» STATED EXERCISE: Copy each line of the records that holds the string "εἶνε".

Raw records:

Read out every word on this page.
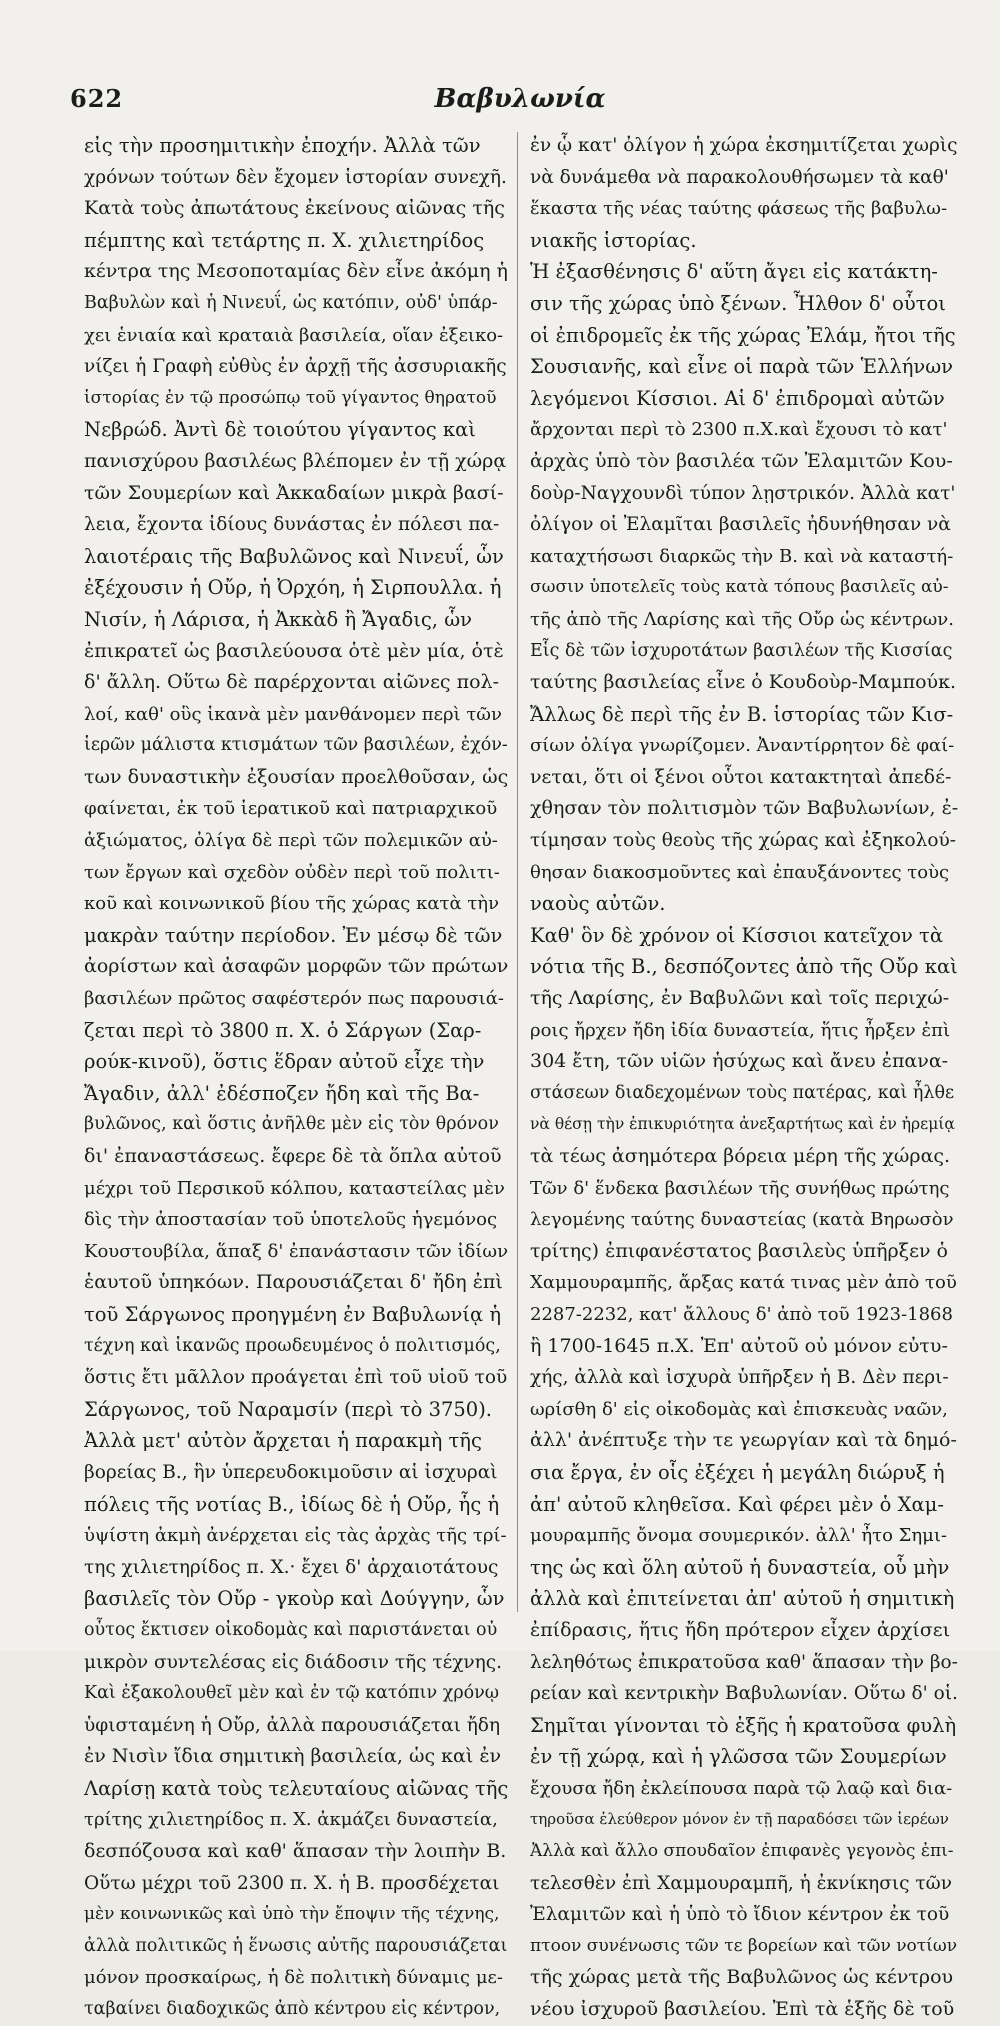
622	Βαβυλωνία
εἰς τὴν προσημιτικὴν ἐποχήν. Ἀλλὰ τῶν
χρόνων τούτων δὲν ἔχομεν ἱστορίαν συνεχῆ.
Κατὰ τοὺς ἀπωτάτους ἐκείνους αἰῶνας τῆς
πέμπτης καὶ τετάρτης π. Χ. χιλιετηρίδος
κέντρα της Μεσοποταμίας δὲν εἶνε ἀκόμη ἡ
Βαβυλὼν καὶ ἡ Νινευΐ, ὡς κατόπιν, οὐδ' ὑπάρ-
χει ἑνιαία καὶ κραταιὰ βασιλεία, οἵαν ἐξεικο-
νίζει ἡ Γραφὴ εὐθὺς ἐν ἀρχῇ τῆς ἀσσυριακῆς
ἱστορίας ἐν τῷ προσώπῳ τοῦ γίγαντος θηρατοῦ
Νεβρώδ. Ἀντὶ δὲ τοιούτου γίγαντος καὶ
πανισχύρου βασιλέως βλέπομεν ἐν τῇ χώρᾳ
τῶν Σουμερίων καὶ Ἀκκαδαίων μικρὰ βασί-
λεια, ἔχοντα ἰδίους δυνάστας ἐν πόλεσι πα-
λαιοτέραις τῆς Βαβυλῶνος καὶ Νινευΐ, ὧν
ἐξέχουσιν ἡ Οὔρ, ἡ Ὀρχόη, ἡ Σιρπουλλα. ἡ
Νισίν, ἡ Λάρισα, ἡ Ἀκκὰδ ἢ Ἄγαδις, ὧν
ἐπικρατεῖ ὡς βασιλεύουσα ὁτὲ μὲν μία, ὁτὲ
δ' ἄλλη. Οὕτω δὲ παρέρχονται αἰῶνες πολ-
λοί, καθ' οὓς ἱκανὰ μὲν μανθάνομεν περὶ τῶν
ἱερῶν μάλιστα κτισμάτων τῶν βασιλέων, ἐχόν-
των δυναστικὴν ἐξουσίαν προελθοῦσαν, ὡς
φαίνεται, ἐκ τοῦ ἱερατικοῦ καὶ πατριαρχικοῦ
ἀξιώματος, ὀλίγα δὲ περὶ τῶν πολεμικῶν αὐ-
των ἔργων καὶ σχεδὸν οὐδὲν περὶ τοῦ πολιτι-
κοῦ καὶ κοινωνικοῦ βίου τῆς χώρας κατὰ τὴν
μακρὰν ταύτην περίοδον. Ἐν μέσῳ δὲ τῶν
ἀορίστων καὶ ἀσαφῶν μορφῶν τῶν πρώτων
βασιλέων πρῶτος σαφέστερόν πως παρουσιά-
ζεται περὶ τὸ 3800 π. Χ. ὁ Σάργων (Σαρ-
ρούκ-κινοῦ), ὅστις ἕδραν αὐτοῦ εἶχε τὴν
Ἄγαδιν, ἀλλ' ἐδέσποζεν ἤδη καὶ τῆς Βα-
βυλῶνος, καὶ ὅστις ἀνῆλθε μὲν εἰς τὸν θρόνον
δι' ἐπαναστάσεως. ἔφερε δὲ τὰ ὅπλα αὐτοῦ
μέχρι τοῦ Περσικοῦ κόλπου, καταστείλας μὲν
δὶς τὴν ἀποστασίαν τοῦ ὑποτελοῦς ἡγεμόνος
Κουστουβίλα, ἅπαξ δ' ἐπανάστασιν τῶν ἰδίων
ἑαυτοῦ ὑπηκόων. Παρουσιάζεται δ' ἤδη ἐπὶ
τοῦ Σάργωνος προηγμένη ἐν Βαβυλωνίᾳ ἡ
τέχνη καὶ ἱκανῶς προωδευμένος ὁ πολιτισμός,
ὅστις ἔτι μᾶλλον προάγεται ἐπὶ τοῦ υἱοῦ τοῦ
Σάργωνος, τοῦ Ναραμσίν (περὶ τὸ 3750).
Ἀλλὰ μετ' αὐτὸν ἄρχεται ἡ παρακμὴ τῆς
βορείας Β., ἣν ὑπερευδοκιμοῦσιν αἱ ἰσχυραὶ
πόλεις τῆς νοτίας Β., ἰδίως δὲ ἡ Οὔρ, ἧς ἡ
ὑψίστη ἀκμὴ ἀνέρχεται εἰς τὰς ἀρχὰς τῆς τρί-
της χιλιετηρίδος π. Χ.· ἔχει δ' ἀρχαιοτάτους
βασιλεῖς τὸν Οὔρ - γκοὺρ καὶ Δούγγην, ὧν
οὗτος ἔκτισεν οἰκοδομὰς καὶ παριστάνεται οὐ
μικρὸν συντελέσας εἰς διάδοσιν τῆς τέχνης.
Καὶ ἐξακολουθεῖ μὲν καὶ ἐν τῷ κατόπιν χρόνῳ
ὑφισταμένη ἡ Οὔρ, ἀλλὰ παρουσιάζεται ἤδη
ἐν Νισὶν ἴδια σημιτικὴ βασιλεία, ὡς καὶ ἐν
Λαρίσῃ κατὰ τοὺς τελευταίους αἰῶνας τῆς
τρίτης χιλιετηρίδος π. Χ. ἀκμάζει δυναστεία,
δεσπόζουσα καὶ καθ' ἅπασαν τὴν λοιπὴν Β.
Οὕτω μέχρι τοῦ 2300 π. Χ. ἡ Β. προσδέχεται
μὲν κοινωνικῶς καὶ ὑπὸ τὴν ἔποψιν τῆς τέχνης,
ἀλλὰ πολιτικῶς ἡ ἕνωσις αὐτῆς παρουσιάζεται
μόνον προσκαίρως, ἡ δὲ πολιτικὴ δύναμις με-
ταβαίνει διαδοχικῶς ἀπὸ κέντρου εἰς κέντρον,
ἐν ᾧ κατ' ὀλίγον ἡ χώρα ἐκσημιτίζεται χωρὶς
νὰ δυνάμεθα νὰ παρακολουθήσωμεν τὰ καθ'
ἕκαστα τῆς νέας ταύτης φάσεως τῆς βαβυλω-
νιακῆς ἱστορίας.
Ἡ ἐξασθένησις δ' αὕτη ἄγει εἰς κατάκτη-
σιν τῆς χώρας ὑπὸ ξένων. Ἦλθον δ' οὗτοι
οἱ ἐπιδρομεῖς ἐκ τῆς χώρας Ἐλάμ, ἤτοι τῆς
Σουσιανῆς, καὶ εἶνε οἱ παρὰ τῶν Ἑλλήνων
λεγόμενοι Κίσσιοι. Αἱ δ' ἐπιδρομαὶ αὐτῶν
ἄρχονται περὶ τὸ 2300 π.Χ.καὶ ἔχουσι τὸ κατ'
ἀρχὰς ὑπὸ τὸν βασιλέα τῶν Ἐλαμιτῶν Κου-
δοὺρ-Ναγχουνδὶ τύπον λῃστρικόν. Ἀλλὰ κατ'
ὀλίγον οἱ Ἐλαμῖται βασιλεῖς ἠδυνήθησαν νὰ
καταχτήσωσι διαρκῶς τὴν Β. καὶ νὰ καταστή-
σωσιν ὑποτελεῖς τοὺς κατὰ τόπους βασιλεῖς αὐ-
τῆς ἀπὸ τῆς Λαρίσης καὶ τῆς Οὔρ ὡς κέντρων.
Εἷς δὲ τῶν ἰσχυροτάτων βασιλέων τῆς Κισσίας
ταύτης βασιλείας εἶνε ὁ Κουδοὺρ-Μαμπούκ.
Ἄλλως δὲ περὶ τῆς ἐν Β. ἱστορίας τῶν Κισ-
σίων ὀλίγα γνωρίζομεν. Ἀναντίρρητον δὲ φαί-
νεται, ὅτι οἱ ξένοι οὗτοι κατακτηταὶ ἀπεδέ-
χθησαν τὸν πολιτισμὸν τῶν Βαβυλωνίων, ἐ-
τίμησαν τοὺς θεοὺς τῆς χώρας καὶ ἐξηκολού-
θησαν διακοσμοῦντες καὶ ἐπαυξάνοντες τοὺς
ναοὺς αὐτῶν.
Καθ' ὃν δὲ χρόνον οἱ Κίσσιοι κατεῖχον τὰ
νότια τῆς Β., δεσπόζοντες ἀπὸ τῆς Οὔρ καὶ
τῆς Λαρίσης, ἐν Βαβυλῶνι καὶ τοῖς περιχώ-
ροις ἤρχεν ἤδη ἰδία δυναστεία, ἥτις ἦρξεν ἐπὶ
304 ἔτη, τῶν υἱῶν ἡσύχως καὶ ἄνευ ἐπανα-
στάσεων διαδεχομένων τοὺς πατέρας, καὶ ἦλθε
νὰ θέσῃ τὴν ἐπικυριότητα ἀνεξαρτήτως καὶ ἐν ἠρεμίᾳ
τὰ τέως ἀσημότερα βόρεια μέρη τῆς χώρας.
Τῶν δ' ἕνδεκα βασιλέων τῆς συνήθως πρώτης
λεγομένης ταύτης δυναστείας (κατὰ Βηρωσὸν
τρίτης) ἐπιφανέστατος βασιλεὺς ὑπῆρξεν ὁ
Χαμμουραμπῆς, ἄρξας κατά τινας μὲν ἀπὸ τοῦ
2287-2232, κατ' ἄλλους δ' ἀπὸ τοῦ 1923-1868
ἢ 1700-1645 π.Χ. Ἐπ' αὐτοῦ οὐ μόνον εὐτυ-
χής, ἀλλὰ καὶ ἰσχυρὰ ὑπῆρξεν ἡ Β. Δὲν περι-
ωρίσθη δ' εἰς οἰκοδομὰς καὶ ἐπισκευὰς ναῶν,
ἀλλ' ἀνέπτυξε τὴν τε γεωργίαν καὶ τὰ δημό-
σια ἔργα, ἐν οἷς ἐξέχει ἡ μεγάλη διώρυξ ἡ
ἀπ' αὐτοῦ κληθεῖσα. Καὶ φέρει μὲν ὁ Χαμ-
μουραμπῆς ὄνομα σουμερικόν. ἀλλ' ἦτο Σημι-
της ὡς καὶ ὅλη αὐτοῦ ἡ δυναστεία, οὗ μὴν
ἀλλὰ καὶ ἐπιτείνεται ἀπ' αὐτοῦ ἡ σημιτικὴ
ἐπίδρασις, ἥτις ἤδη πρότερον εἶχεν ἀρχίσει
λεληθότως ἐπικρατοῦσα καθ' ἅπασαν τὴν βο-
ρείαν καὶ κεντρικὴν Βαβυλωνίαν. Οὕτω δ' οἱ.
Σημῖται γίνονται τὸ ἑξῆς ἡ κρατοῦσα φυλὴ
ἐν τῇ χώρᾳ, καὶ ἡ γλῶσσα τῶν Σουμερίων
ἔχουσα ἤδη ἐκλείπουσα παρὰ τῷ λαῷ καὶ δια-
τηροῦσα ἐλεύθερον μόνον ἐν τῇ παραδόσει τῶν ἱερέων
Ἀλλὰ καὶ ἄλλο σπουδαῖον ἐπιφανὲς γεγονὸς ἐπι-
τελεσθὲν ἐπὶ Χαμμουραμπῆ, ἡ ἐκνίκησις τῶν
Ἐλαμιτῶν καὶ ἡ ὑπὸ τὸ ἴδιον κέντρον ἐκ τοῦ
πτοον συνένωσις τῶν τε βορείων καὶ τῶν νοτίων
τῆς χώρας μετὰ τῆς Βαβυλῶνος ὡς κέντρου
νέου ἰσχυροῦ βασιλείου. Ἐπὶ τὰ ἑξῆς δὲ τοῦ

» FULL SOLUTION:
κέντρα της Μεσοποταμίας δὲν εἶνε ἀκόμη ἡ
Σουσιανῆς, καὶ εἶνε οἱ παρὰ τῶν Ἑλλήνων
ταύτης βασιλείας εἶνε ὁ Κουδοὺρ-Μαμπούκ.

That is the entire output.